__Instructions to follow__:
Work out how many lines hold the string "media". Give that number and nothing more.

[Saved entries]
---
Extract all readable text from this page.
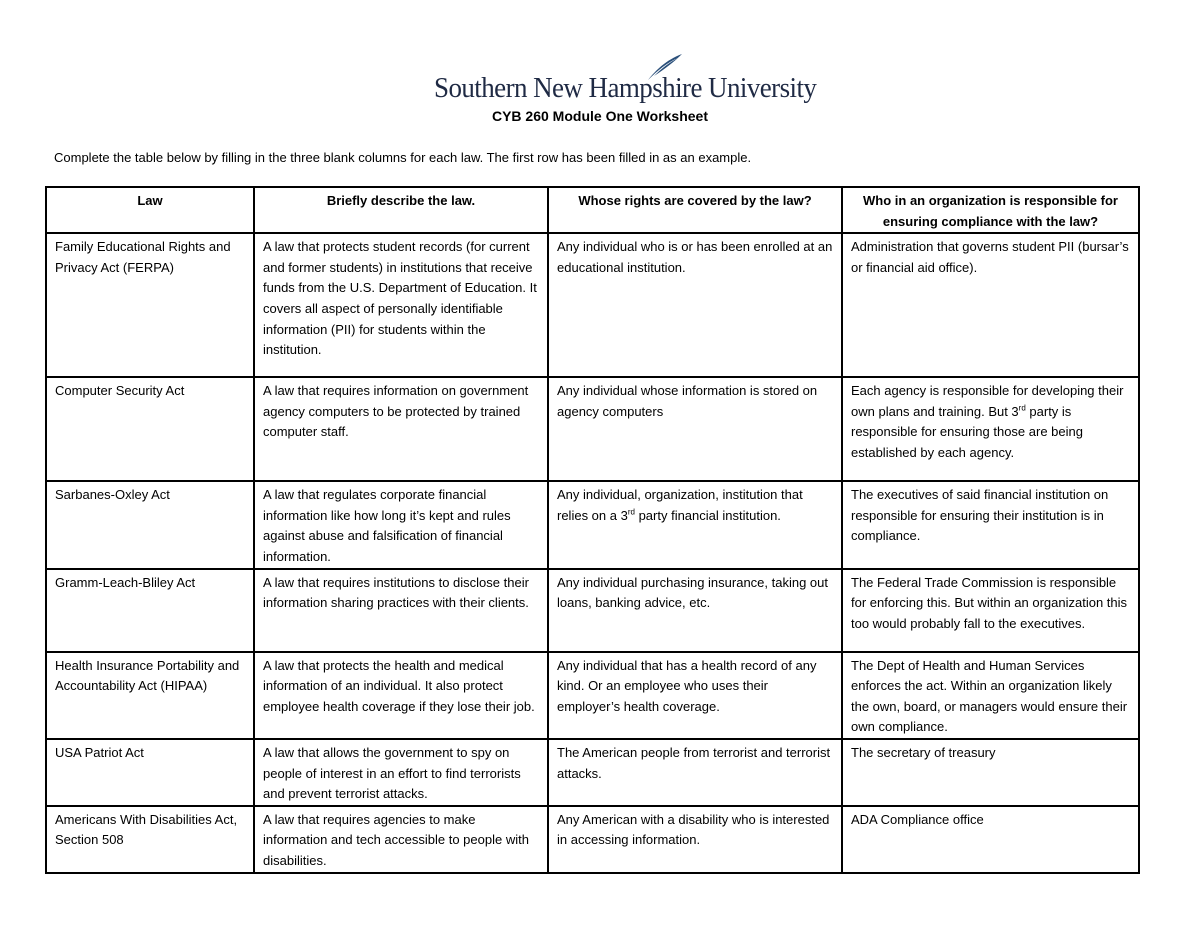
Southern New Hampshire University
CYB 260 Module One Worksheet
Complete the table below by filling in the three blank columns for each law. The first row has been filled in as an example.
Law	Briefly describe the law.	Whose rights are covered by the law?	Who in an organization is responsible for ensuring compliance with the law?
Family Educational Rights and Privacy Act (FERPA)	A law that protects student records (for current and former students) in institutions that receive funds from the U.S. Department of Education. It covers all aspect of personally identifiable information (PII) for students within the institution.	Any individual who is or has been enrolled at an educational institution.	Administration that governs student PII (bursar’s or financial aid office).
Computer Security Act	A law that requires information on government agency computers to be protected by trained computer staff.	Any individual whose information is stored on agency computers	Each agency is responsible for developing their own plans and training. But 3rd party is responsible for ensuring those are being established by each agency.
Sarbanes-Oxley Act	A law that regulates corporate financial information like how long it’s kept and rules against abuse and falsification of financial information.	Any individual, organization, institution that relies on a 3rd party financial institution.	The executives of said financial institution on responsible for ensuring their institution is in compliance.
Gramm-Leach-Bliley Act	A law that requires institutions to disclose their information sharing practices with their clients.	Any individual purchasing insurance, taking out loans, banking advice, etc.	The Federal Trade Commission is responsible for enforcing this. But within an organization this too would probably fall to the executives.
Health Insurance Portability and Accountability Act (HIPAA)	A law that protects the health and medical information of an individual. It also protect employee health coverage if they lose their job.	Any individual that has a health record of any kind. Or an employee who uses their employer’s health coverage.	The Dept of Health and Human Services enforces the act. Within an organization likely the own, board, or managers would ensure their own compliance.
USA Patriot Act	A law that allows the government to spy on people of interest in an effort to find terrorists and prevent terrorist attacks.	The American people from terrorist and terrorist attacks.	The secretary of treasury
Americans With Disabilities Act, Section 508	A law that requires agencies to make information and tech accessible to people with disabilities.	Any American with a disability who is interested in accessing information.	ADA Compliance office
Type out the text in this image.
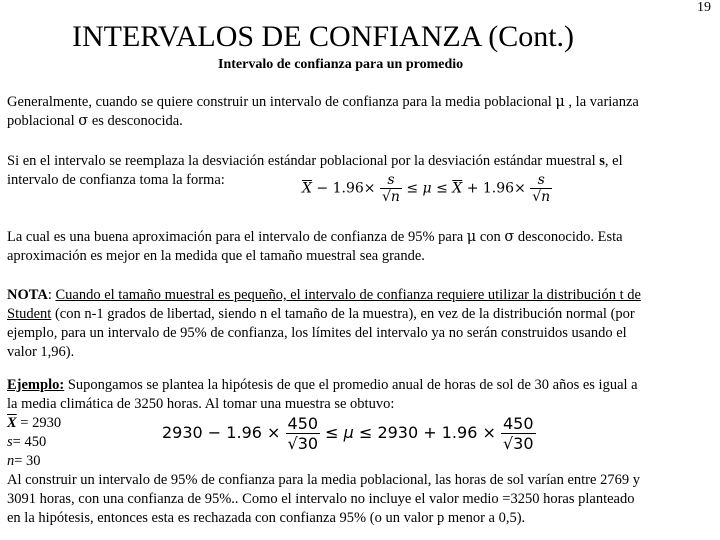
19
INTERVALOS DE CONFIANZA (Cont.)
Intervalo de confianza para un promedio
Generalmente, cuando se quiere construir un intervalo de confianza para la media poblacional μ , la varianza
poblacional σ es desconocida.
Si en el intervalo se reemplaza la desviación estándar poblacional por la desviación estándar muestral s, el
intervalo de confianza toma la forma:
$\overline{X} - 1.96\times \frac{s}{√n} \le \mu \le \overline{X} + 1.96\times \frac{s}{√n}$
La cual es una buena aproximación para el intervalo de confianza de 95% para μ con σ desconocido. Esta
aproximación es mejor en la medida que el tamaño muestral sea grande.
NOTA: Cuando el tamaño muestral es pequeño, el intervalo de confianza requiere utilizar la distribución t de
Student (con n-1 grados de libertad, siendo n el tamaño de la muestra), en vez de la distribución normal (por
ejemplo, para un intervalo de 95% de confianza, los límites del intervalo ya no serán construidos usando el
valor 1,96).
Ejemplo: Supongamos se plantea la hipótesis de que el promedio anual de horas de sol de 30 años es igual a
la media climática de 3250 horas. Al tomar una muestra se obtuvo:
$\overline{X} = 2930$
s= 450
n= 30
$2930 - 1.96 \times \frac{450}{√30} \le \mu \le 2930 + 1.96 \times \frac{450}{√30}$
Al construir un intervalo de 95% de confianza para la media poblacional, las horas de sol varían entre 2769 y
3091 horas, con una confianza de 95%.. Como el intervalo no incluye el valor medio =3250 horas planteado
en la hipótesis, entonces esta es rechazada con confianza 95% (o un valor p menor a 0,5).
---
__Final result__:
3